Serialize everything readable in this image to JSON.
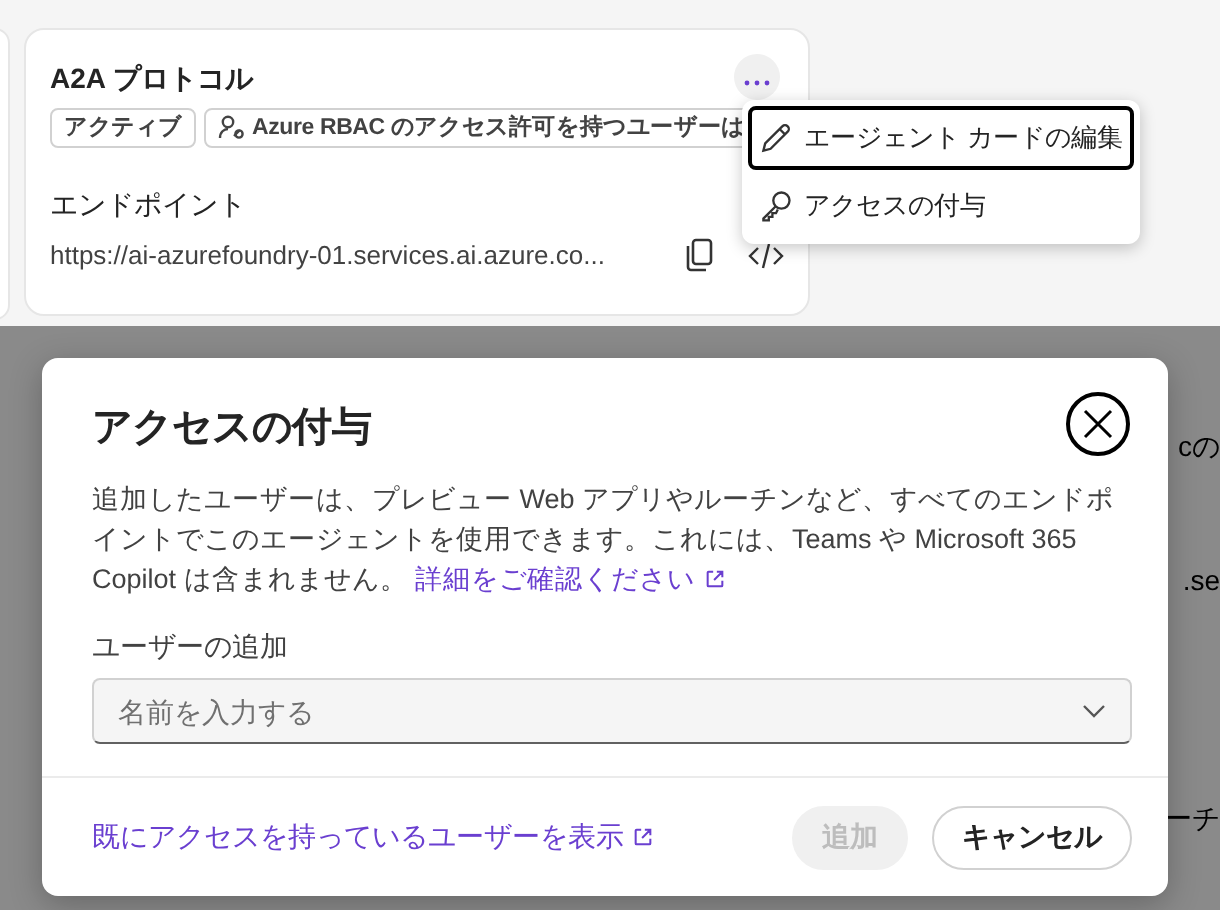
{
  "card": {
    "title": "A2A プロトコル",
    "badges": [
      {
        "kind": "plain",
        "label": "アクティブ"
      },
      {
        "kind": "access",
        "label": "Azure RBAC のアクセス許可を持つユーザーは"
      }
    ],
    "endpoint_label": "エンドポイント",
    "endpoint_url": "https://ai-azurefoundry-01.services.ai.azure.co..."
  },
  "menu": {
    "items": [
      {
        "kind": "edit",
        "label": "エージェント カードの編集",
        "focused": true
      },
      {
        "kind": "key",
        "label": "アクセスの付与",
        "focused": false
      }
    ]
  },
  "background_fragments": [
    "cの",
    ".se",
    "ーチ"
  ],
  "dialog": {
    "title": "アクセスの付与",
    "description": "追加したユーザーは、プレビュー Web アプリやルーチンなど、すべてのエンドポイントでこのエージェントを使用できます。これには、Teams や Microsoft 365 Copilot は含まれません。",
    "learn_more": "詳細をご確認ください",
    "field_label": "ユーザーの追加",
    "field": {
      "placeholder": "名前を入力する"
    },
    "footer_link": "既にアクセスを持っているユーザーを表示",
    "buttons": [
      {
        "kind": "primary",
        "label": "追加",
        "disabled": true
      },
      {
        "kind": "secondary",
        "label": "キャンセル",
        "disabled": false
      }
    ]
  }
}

■ Challenge
Every line is to be duplicated exactly, though pictures stay out.

■ The completed task
Serialize everything readable in this image to JSON.
{
  "card": {
    "title": "A2A プロトコル",
    "badges": [
      {
        "kind": "plain",
        "label": "アクティブ"
      },
      {
        "kind": "access",
        "label": "Azure RBAC のアクセス許可を持つユーザーは"
      }
    ],
    "endpoint_label": "エンドポイント",
    "endpoint_url": "https://ai-azurefoundry-01.services.ai.azure.co..."
  },
  "menu": {
    "items": [
      {
        "kind": "edit",
        "label": "エージェント カードの編集",
        "focused": true
      },
      {
        "kind": "key",
        "label": "アクセスの付与",
        "focused": false
      }
    ]
  },
  "background_fragments": [
    "cの",
    ".se",
    "ーチ"
  ],
  "dialog": {
    "title": "アクセスの付与",
    "description": "追加したユーザーは、プレビュー Web アプリやルーチンなど、すべてのエンドポイントでこのエージェントを使用できます。これには、Teams や Microsoft 365 Copilot は含まれません。",
    "learn_more": "詳細をご確認ください",
    "field_label": "ユーザーの追加",
    "field": {
      "placeholder": "名前を入力する"
    },
    "footer_link": "既にアクセスを持っているユーザーを表示",
    "buttons": [
      {
        "kind": "primary",
        "label": "追加",
        "disabled": true
      },
      {
        "kind": "secondary",
        "label": "キャンセル",
        "disabled": false
      }
    ]
  }
}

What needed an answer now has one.